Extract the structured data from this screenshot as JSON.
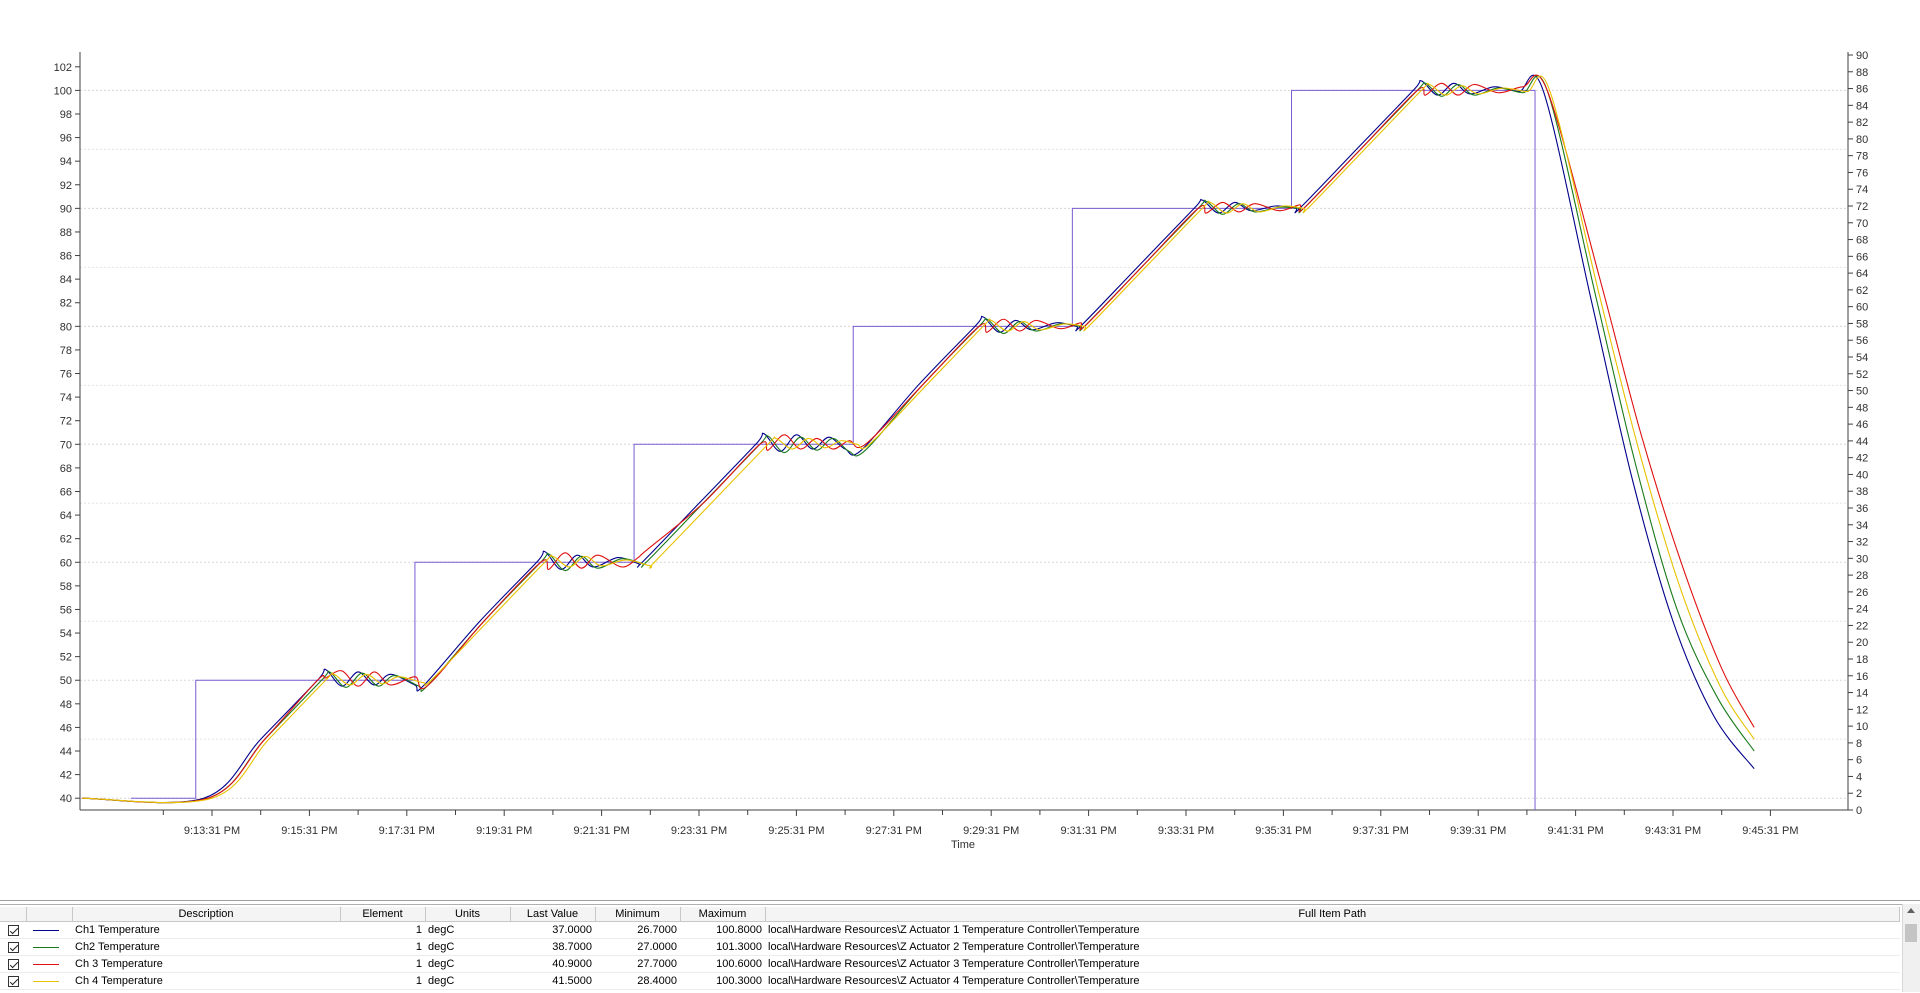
{
  "chart_data": {
    "type": "line",
    "xlabel": "Time",
    "x_ticks": [
      "9:13:31 PM",
      "9:15:31 PM",
      "9:17:31 PM",
      "9:19:31 PM",
      "9:21:31 PM",
      "9:23:31 PM",
      "9:25:31 PM",
      "9:27:31 PM",
      "9:29:31 PM",
      "9:31:31 PM",
      "9:33:31 PM",
      "9:35:31 PM",
      "9:37:31 PM",
      "9:39:31 PM",
      "9:41:31 PM",
      "9:43:31 PM",
      "9:45:31 PM"
    ],
    "y_left": {
      "min": 39,
      "max": 103,
      "ticks": [
        40,
        42,
        44,
        46,
        48,
        50,
        52,
        54,
        56,
        58,
        60,
        62,
        64,
        66,
        68,
        70,
        72,
        74,
        76,
        78,
        80,
        82,
        84,
        86,
        88,
        90,
        92,
        94,
        96,
        98,
        100,
        102
      ]
    },
    "y_right": {
      "min": 0,
      "max": 90,
      "ticks": [
        0,
        2,
        4,
        6,
        8,
        10,
        12,
        14,
        16,
        18,
        20,
        22,
        24,
        26,
        28,
        30,
        32,
        34,
        36,
        38,
        40,
        42,
        44,
        46,
        48,
        50,
        52,
        54,
        56,
        58,
        60,
        62,
        64,
        66,
        68,
        70,
        72,
        74,
        76,
        78,
        80,
        82,
        84,
        86,
        88,
        90
      ]
    },
    "grid": true,
    "setpoint": {
      "color": "#7a5ccf",
      "points": [
        [
          -100,
          40
        ],
        [
          -20,
          40
        ],
        [
          -20,
          50
        ],
        [
          250,
          50
        ],
        [
          250,
          60
        ],
        [
          520,
          60
        ],
        [
          520,
          70
        ],
        [
          790,
          70
        ],
        [
          790,
          80
        ],
        [
          1060,
          80
        ],
        [
          1060,
          90
        ],
        [
          1330,
          90
        ],
        [
          1330,
          100
        ],
        [
          1630,
          100
        ],
        [
          1630,
          39
        ]
      ]
    },
    "series": [
      {
        "name": "Ch1 Temperature",
        "color": "#00008b",
        "points": [
          [
            -160,
            40
          ],
          [
            -10,
            40
          ],
          [
            60,
            45
          ],
          [
            130,
            50
          ],
          [
            140,
            50.9
          ],
          [
            160,
            49.5
          ],
          [
            180,
            50.7
          ],
          [
            200,
            49.6
          ],
          [
            220,
            50.5
          ],
          [
            250,
            49.6
          ],
          [
            260,
            49.5
          ],
          [
            330,
            55
          ],
          [
            400,
            60
          ],
          [
            410,
            60.9
          ],
          [
            430,
            59.4
          ],
          [
            450,
            60.6
          ],
          [
            470,
            59.6
          ],
          [
            500,
            60.4
          ],
          [
            525,
            59.9
          ],
          [
            530,
            60
          ],
          [
            600,
            65
          ],
          [
            670,
            70
          ],
          [
            680,
            70.9
          ],
          [
            700,
            69.4
          ],
          [
            720,
            70.8
          ],
          [
            740,
            69.6
          ],
          [
            760,
            70.6
          ],
          [
            780,
            69.6
          ],
          [
            800,
            69.5
          ],
          [
            870,
            75
          ],
          [
            940,
            80
          ],
          [
            950,
            80.8
          ],
          [
            970,
            79.5
          ],
          [
            990,
            80.5
          ],
          [
            1010,
            79.7
          ],
          [
            1040,
            80.3
          ],
          [
            1065,
            80
          ],
          [
            1070,
            80
          ],
          [
            1140,
            85
          ],
          [
            1210,
            90
          ],
          [
            1220,
            90.7
          ],
          [
            1240,
            89.6
          ],
          [
            1260,
            90.5
          ],
          [
            1280,
            89.8
          ],
          [
            1310,
            90.2
          ],
          [
            1335,
            90
          ],
          [
            1340,
            90
          ],
          [
            1410,
            95
          ],
          [
            1480,
            100
          ],
          [
            1490,
            100.8
          ],
          [
            1510,
            99.6
          ],
          [
            1530,
            100.6
          ],
          [
            1550,
            99.7
          ],
          [
            1580,
            100.3
          ],
          [
            1610,
            99.9
          ],
          [
            1640,
            100
          ],
          [
            1700,
            82
          ],
          [
            1750,
            67
          ],
          [
            1800,
            55
          ],
          [
            1850,
            47
          ],
          [
            1900,
            42.5
          ]
        ]
      },
      {
        "name": "Ch2 Temperature",
        "color": "#1a7a1a",
        "points": [
          [
            -160,
            40
          ],
          [
            -5,
            40
          ],
          [
            65,
            45
          ],
          [
            135,
            50
          ],
          [
            145,
            50.7
          ],
          [
            165,
            49.4
          ],
          [
            185,
            50.6
          ],
          [
            205,
            49.5
          ],
          [
            225,
            50.4
          ],
          [
            255,
            49.5
          ],
          [
            265,
            49.5
          ],
          [
            335,
            55
          ],
          [
            405,
            60
          ],
          [
            415,
            60.7
          ],
          [
            435,
            59.3
          ],
          [
            455,
            60.5
          ],
          [
            475,
            59.5
          ],
          [
            505,
            60.3
          ],
          [
            530,
            59.9
          ],
          [
            535,
            60
          ],
          [
            605,
            65
          ],
          [
            675,
            70
          ],
          [
            685,
            70.7
          ],
          [
            705,
            69.3
          ],
          [
            725,
            70.6
          ],
          [
            745,
            69.5
          ],
          [
            765,
            70.5
          ],
          [
            785,
            69.4
          ],
          [
            805,
            69.5
          ],
          [
            875,
            75
          ],
          [
            945,
            80
          ],
          [
            955,
            80.6
          ],
          [
            975,
            79.4
          ],
          [
            995,
            80.4
          ],
          [
            1015,
            79.6
          ],
          [
            1045,
            80.2
          ],
          [
            1070,
            80
          ],
          [
            1075,
            80
          ],
          [
            1145,
            85
          ],
          [
            1215,
            90
          ],
          [
            1225,
            90.6
          ],
          [
            1245,
            89.5
          ],
          [
            1265,
            90.4
          ],
          [
            1285,
            89.7
          ],
          [
            1315,
            90.1
          ],
          [
            1340,
            90
          ],
          [
            1345,
            90
          ],
          [
            1415,
            95
          ],
          [
            1485,
            100
          ],
          [
            1495,
            100.6
          ],
          [
            1515,
            99.5
          ],
          [
            1535,
            100.5
          ],
          [
            1555,
            99.6
          ],
          [
            1585,
            100.2
          ],
          [
            1615,
            99.8
          ],
          [
            1645,
            100
          ],
          [
            1705,
            82.5
          ],
          [
            1755,
            68
          ],
          [
            1805,
            56
          ],
          [
            1855,
            48.5
          ],
          [
            1900,
            44
          ]
        ]
      },
      {
        "name": "Ch 3 Temperature",
        "color": "#e01010",
        "points": [
          [
            -160,
            40
          ],
          [
            -5,
            40
          ],
          [
            65,
            45
          ],
          [
            130,
            50
          ],
          [
            140,
            50.2
          ],
          [
            160,
            50.8
          ],
          [
            180,
            49.5
          ],
          [
            200,
            50.7
          ],
          [
            220,
            49.6
          ],
          [
            250,
            50.3
          ],
          [
            265,
            49.5
          ],
          [
            335,
            55
          ],
          [
            405,
            60
          ],
          [
            415,
            59.4
          ],
          [
            435,
            60.8
          ],
          [
            455,
            59.5
          ],
          [
            475,
            60.6
          ],
          [
            505,
            59.6
          ],
          [
            525,
            60.4
          ],
          [
            535,
            61
          ],
          [
            605,
            65
          ],
          [
            675,
            70
          ],
          [
            685,
            69.5
          ],
          [
            705,
            70.8
          ],
          [
            725,
            69.6
          ],
          [
            745,
            70.5
          ],
          [
            765,
            69.6
          ],
          [
            785,
            70.3
          ],
          [
            805,
            70
          ],
          [
            875,
            75
          ],
          [
            945,
            80
          ],
          [
            955,
            79.5
          ],
          [
            975,
            80.6
          ],
          [
            995,
            79.6
          ],
          [
            1015,
            80.5
          ],
          [
            1045,
            79.8
          ],
          [
            1070,
            80.3
          ],
          [
            1075,
            80
          ],
          [
            1145,
            85
          ],
          [
            1215,
            90
          ],
          [
            1225,
            89.6
          ],
          [
            1245,
            90.5
          ],
          [
            1265,
            89.7
          ],
          [
            1285,
            90.4
          ],
          [
            1315,
            89.8
          ],
          [
            1340,
            90.3
          ],
          [
            1345,
            90
          ],
          [
            1415,
            95
          ],
          [
            1485,
            100
          ],
          [
            1495,
            99.6
          ],
          [
            1515,
            100.6
          ],
          [
            1535,
            99.6
          ],
          [
            1555,
            100.5
          ],
          [
            1585,
            99.8
          ],
          [
            1615,
            100.3
          ],
          [
            1645,
            100
          ],
          [
            1710,
            84
          ],
          [
            1760,
            71
          ],
          [
            1810,
            60
          ],
          [
            1860,
            51
          ],
          [
            1900,
            46
          ]
        ]
      },
      {
        "name": "Ch 4 Temperature",
        "color": "#e8c200",
        "points": [
          [
            -160,
            40
          ],
          [
            0,
            40
          ],
          [
            70,
            45
          ],
          [
            140,
            50
          ],
          [
            150,
            50.5
          ],
          [
            170,
            49.6
          ],
          [
            190,
            50.5
          ],
          [
            210,
            49.7
          ],
          [
            230,
            50.3
          ],
          [
            260,
            49.8
          ],
          [
            270,
            50
          ],
          [
            340,
            55
          ],
          [
            410,
            60
          ],
          [
            420,
            60.5
          ],
          [
            440,
            59.6
          ],
          [
            460,
            60.5
          ],
          [
            480,
            59.7
          ],
          [
            510,
            60.2
          ],
          [
            540,
            59.7
          ],
          [
            545,
            60
          ],
          [
            615,
            65
          ],
          [
            685,
            70
          ],
          [
            695,
            70.5
          ],
          [
            715,
            69.6
          ],
          [
            735,
            70.5
          ],
          [
            755,
            69.7
          ],
          [
            775,
            70.3
          ],
          [
            795,
            70
          ],
          [
            810,
            70
          ],
          [
            880,
            75
          ],
          [
            950,
            80
          ],
          [
            960,
            80.5
          ],
          [
            980,
            79.6
          ],
          [
            1000,
            80.4
          ],
          [
            1020,
            79.7
          ],
          [
            1050,
            80.2
          ],
          [
            1075,
            80
          ],
          [
            1080,
            80
          ],
          [
            1150,
            85
          ],
          [
            1220,
            90
          ],
          [
            1230,
            90.5
          ],
          [
            1250,
            89.6
          ],
          [
            1270,
            90.4
          ],
          [
            1290,
            89.7
          ],
          [
            1320,
            90.2
          ],
          [
            1345,
            90
          ],
          [
            1350,
            90
          ],
          [
            1420,
            95
          ],
          [
            1490,
            100
          ],
          [
            1500,
            100.5
          ],
          [
            1520,
            99.6
          ],
          [
            1540,
            100.4
          ],
          [
            1560,
            99.7
          ],
          [
            1590,
            100.2
          ],
          [
            1620,
            99.9
          ],
          [
            1648,
            100
          ],
          [
            1708,
            83
          ],
          [
            1758,
            69.5
          ],
          [
            1808,
            58
          ],
          [
            1858,
            49.5
          ],
          [
            1900,
            45
          ]
        ]
      }
    ]
  },
  "legend_grid": {
    "headers": {
      "check": "",
      "swatch": "",
      "description": "Description",
      "element": "Element",
      "units": "Units",
      "last_value": "Last Value",
      "minimum": "Minimum",
      "maximum": "Maximum",
      "full_item_path": "Full Item Path"
    },
    "rows": [
      {
        "description": "Ch1 Temperature",
        "element": "1",
        "units": "degC",
        "last_value": "37.0000",
        "minimum": "26.7000",
        "maximum": "100.8000",
        "full_item_path": "local\\Hardware Resources\\Z Actuator 1 Temperature Controller\\Temperature",
        "color": "#00008b"
      },
      {
        "description": "Ch2 Temperature",
        "element": "1",
        "units": "degC",
        "last_value": "38.7000",
        "minimum": "27.0000",
        "maximum": "101.3000",
        "full_item_path": "local\\Hardware Resources\\Z Actuator 2 Temperature Controller\\Temperature",
        "color": "#1a7a1a"
      },
      {
        "description": "Ch 3 Temperature",
        "element": "1",
        "units": "degC",
        "last_value": "40.9000",
        "minimum": "27.7000",
        "maximum": "100.6000",
        "full_item_path": "local\\Hardware Resources\\Z Actuator 3 Temperature Controller\\Temperature",
        "color": "#e01010"
      },
      {
        "description": "Ch 4 Temperature",
        "element": "1",
        "units": "degC",
        "last_value": "41.5000",
        "minimum": "28.4000",
        "maximum": "100.3000",
        "full_item_path": "local\\Hardware Resources\\Z Actuator 4 Temperature Controller\\Temperature",
        "color": "#e8c200"
      }
    ]
  }
}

.....

▸ Work required: Copy out every line from the records that has the word "color".

▸ Solution for this task:
      "color": "#7a5ccf",
        "color": "#00008b",
        "color": "#1a7a1a",
        "color": "#e01010",
        "color": "#e8c200",
        "color": "#00008b"
        "color": "#1a7a1a"
        "color": "#e01010"
        "color": "#e8c200"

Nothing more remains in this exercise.